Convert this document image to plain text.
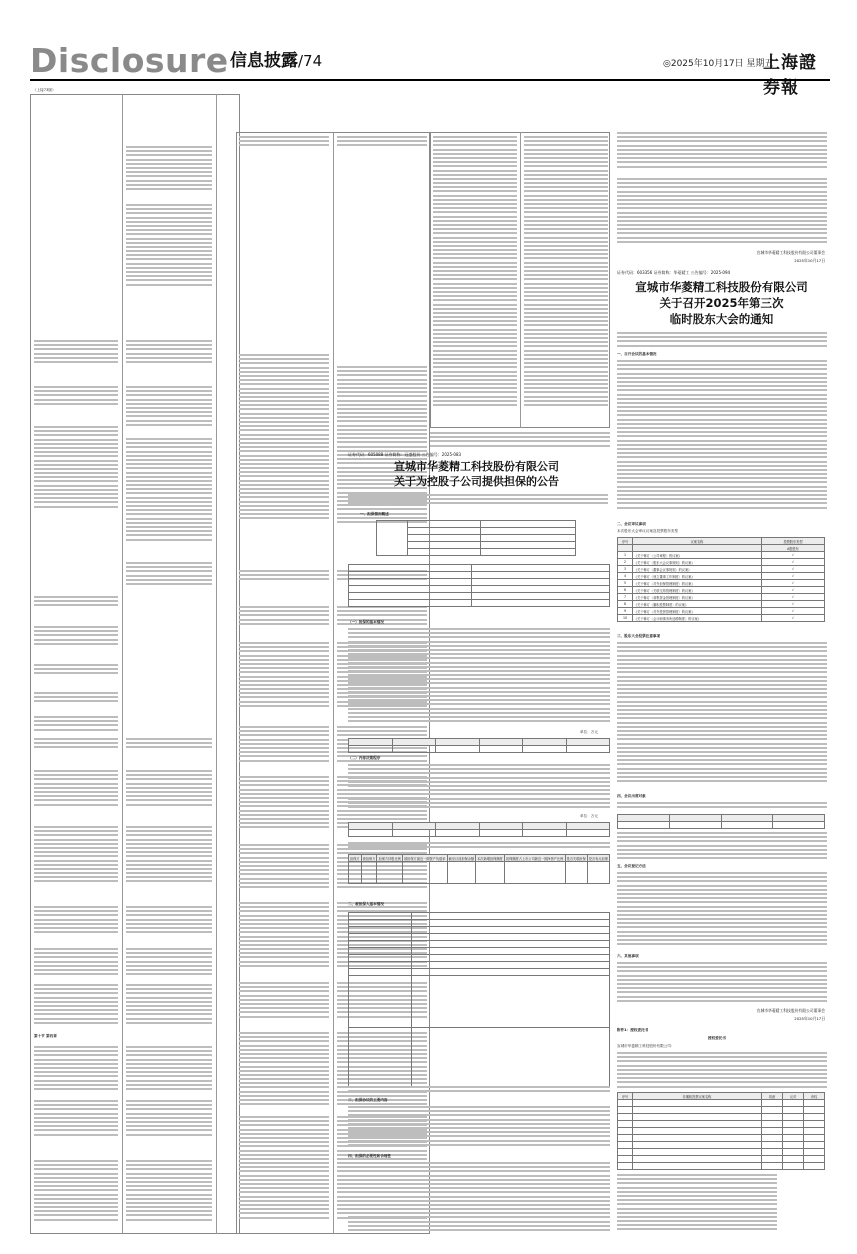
Disclosure 信息披露/74	◎2025年10月17日 星期五
上海證券報
（上接73版）
第十节 第四章
证券代码：605088 证券简称：冠盛股份 公告编号：2025-083
宣城市华菱精工科技股份有限公司
关于为控股子公司提供担保的公告
一、担保情况概述

（一）担保的基本情况
单位：万元

（二）内部决策程序
单位：万元

担保方	被担保方	担保方持股比例	被担保方最近一期资产负债率	截至目前担保余额	本次新增担保额度	担保额度占上市公司最近一期净资产比例	是否关联担保	是否有反担保

二、被担保人基本情况

三、担保协议的主要内容
四、担保的必要性和合理性
宣城市华菱精工科技股份有限公司董事会
2025年10月17日
证券代码：603356 证券简称：华菱精工 公告编号：2025-094
宣城市华菱精工科技股份有限公司
关于召开2025年第三次
临时股东大会的通知
一、召开会议的基本情况
二、会议审议事项
本次股东大会审议议案及投票股东类型
序号	议案名称	投票股东类型
		A股股东
1	《关于修订〈公司章程〉的议案》	√
2	《关于修订〈股东大会议事规则〉的议案》	√
3	《关于修订〈董事会议事规则〉的议案》	√
4	《关于修订〈独立董事工作制度〉的议案》	√
5	《关于修订〈对外担保管理制度〉的议案》	√
6	《关于修订〈关联交易管理制度〉的议案》	√
7	《关于修订〈募集资金管理制度〉的议案》	√
8	《关于修订〈累积投票制度〉的议案》	√
9	《关于修订〈对外投资管理制度〉的议案》	√
10	《关于修订〈会计师事务所选聘制度〉的议案》	√
三、股东大会投票注意事项
四、会议出席对象

五、会议登记方法
六、其他事项
宣城市华菱精工科技股份有限公司董事会
2025年10月17日
附件1：授权委托书
授权委托书
宣城市华菱精工科技股份有限公司：
序号	非累积投票议案名称	同意	反对	弃权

■ STATED PROBLEM
Print the complete listing exactly as it stands, without its pictures.

■ RIGHT ANSWER
Convert this document image to plain text.
Disclosure 信息披露/74	◎2025年10月17日 星期五
上海證券報
（上接73版）
第十节 第四章
证券代码：605088 证券简称：冠盛股份 公告编号：2025-083
宣城市华菱精工科技股份有限公司
关于为控股子公司提供担保的公告
一、担保情况概述

（一）担保的基本情况
单位：万元

（二）内部决策程序
单位：万元

担保方	被担保方	担保方持股比例	被担保方最近一期资产负债率	截至目前担保余额	本次新增担保额度	担保额度占上市公司最近一期净资产比例	是否关联担保	是否有反担保

二、被担保人基本情况

三、担保协议的主要内容
四、担保的必要性和合理性
宣城市华菱精工科技股份有限公司董事会
2025年10月17日
证券代码：603356 证券简称：华菱精工 公告编号：2025-094
宣城市华菱精工科技股份有限公司
关于召开2025年第三次
临时股东大会的通知
一、召开会议的基本情况
二、会议审议事项
本次股东大会审议议案及投票股东类型
序号	议案名称	投票股东类型
		A股股东
1	《关于修订〈公司章程〉的议案》	√
2	《关于修订〈股东大会议事规则〉的议案》	√
3	《关于修订〈董事会议事规则〉的议案》	√
4	《关于修订〈独立董事工作制度〉的议案》	√
5	《关于修订〈对外担保管理制度〉的议案》	√
6	《关于修订〈关联交易管理制度〉的议案》	√
7	《关于修订〈募集资金管理制度〉的议案》	√
8	《关于修订〈累积投票制度〉的议案》	√
9	《关于修订〈对外投资管理制度〉的议案》	√
10	《关于修订〈会计师事务所选聘制度〉的议案》	√
三、股东大会投票注意事项
四、会议出席对象

五、会议登记方法
六、其他事项
宣城市华菱精工科技股份有限公司董事会
2025年10月17日
附件1：授权委托书
授权委托书
宣城市华菱精工科技股份有限公司：
序号	非累积投票议案名称	同意	反对	弃权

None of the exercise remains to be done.